>> Begin Selected text
The applicants own two blocks of industrial units which admittedly suffered damage during flood prevention works carried out by the respondents in exercise of their powers under the Flood Prevention (Scotland) Act 1961 (‘the Act’). The respondents admit that the applicants are entitled to compensation in terms of Section 11(1) of the Act but the parties are in dispute about the measure of compensation. In particular, the respondents oppose the applicants’ claim for compensation for the reinstatement cost of one of the blocks which the applicants claim required to be demolished as a result of the damage. The Tribunal was asked to rule on the correct approach to compensation.
In the Tribunal’s opinion, the costs of repair or reinstatement, including re-building, while not irrelevant to the assessment of compensation under Section 11 of the Act, cannot be recovered directly under that provision, which provides compensation for either depreciation in value or disturbance or both. The applicants will require to amend their application accordingly.
This is an application in respect of subjects at Units 17B and 17C Old Mill Park, Kirkintilloch, Glasgow. The subjects comprise two blocks each of four small industrial workshop units built on a site close to a bend in the River Kelvin. The applicants own the site as an investment. The respondents, in implementation of the River Kelvin Flood Prevention Scheme under the Act, constructed certain flood defence works at this location. These works admittedly caused damage at the subjects. The applicants’ claim is in three parts:-
(a) rebuilding costs of Unit 17B, which they claim required to be demolished;
(b) repair/reinstatement costs of Unit 17C; and
(c) loss of rental income, upset and inconvenience and incidentals.
The respondents dispute in particular the basis of assessing loss under part (a). They have made an alternative offer based on an open market valuation. In relation to part (b) they indicate that they have offered to repair this unit. They do not dispute the relevancy of part (c).
A hearing of the application had been arranged, but parties jointly requested a legal debate on the correct basis for valuing compensation.
At the debate, the applicants were represented by Jonathan Brown, Advocate, instructed by Messrs Miller Beckett & Jackson, Solicitors, and the respondents by Alistair Clark, Advocate, instructed by the Solicitor to East Dunbartonshire Council. The parties had helpfully provided outlines of their arguments, and the Tribunal is indebted to counsel for their clear submissions. Mr Clark did not seek dismissal of the application or any part of it and parties were agreed that if the Tribunal did not accept the applicants’ basis of compensation the applicants should be given an opportunity to amend their application appropriately.
>> End Selected text
>> Begin Supplied material
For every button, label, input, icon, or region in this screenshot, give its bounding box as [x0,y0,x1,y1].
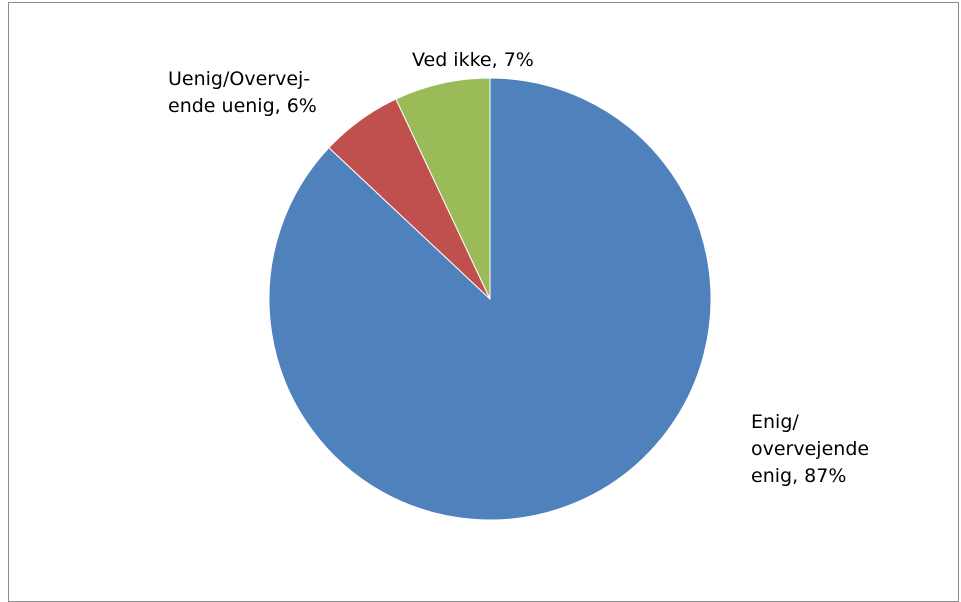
>> End Supplied material
→ What the exercise asks: Please write the next part of the tribunal decision on flood damage compensation, starting after its final paragraph. These lines have nothing to do with the tribunal decision on flood damage compensation.

→ The reply:
The Act provides inter alia as follows:-
“1. (1) For the purpose of preventing or mitigating the flooding of land in their area, not being agricultural land, any council to whom this section applies may, so far as they think fit and subject to the provisions of this Act, exercise all or any of the powers specified in subsection (1) of the next following section.
2. (1) The powers referred to in subsection (1) of the foregoing section are powers to carry out operations of the following descriptions-
(f) the reinstatement of land damaged by operations carried out by virtue of this Act.
11. (1) Where on a claim being made under this section it is shown that (after taking into account the effect of any operations that may have been carried out by the local authority under paragraph (f) of subsection (1) of section two of this Act) the value of an interest of any person in land has been depreciated, or that any person has suffered damage by being disturbed in his enjoyment of land, in consequence of the carrying out of any flood prevention operations, the local authority by whom, or on whose behalf, the operations were carried out shall pay to the person whose interest has been depreciated or who has suffered the damage compensation equal to the amount of the depreciation or damage:
Provided that a person shall not be entitled to compensation under this subsection unless the act or omission causing the depreciation or disturbance would have been actionable at his instance if it had been done or omitted otherwise than in the exercise of statutory powers.
(3) A local authority shall not be required to entertain a claim for compensation under this section unless it has been made before the expiration of two years from the depreciation becoming apparent or, as the case may be, the first occurrence of the disturbance, or ten years from the completion of the flood prevention operations, whichever is the earlier.
12. (1) A local authority may make contributions towards expenditure incurred-
(a) by any other person in the carrying out of operations which could properly have been carried out by the local authority under this Act …”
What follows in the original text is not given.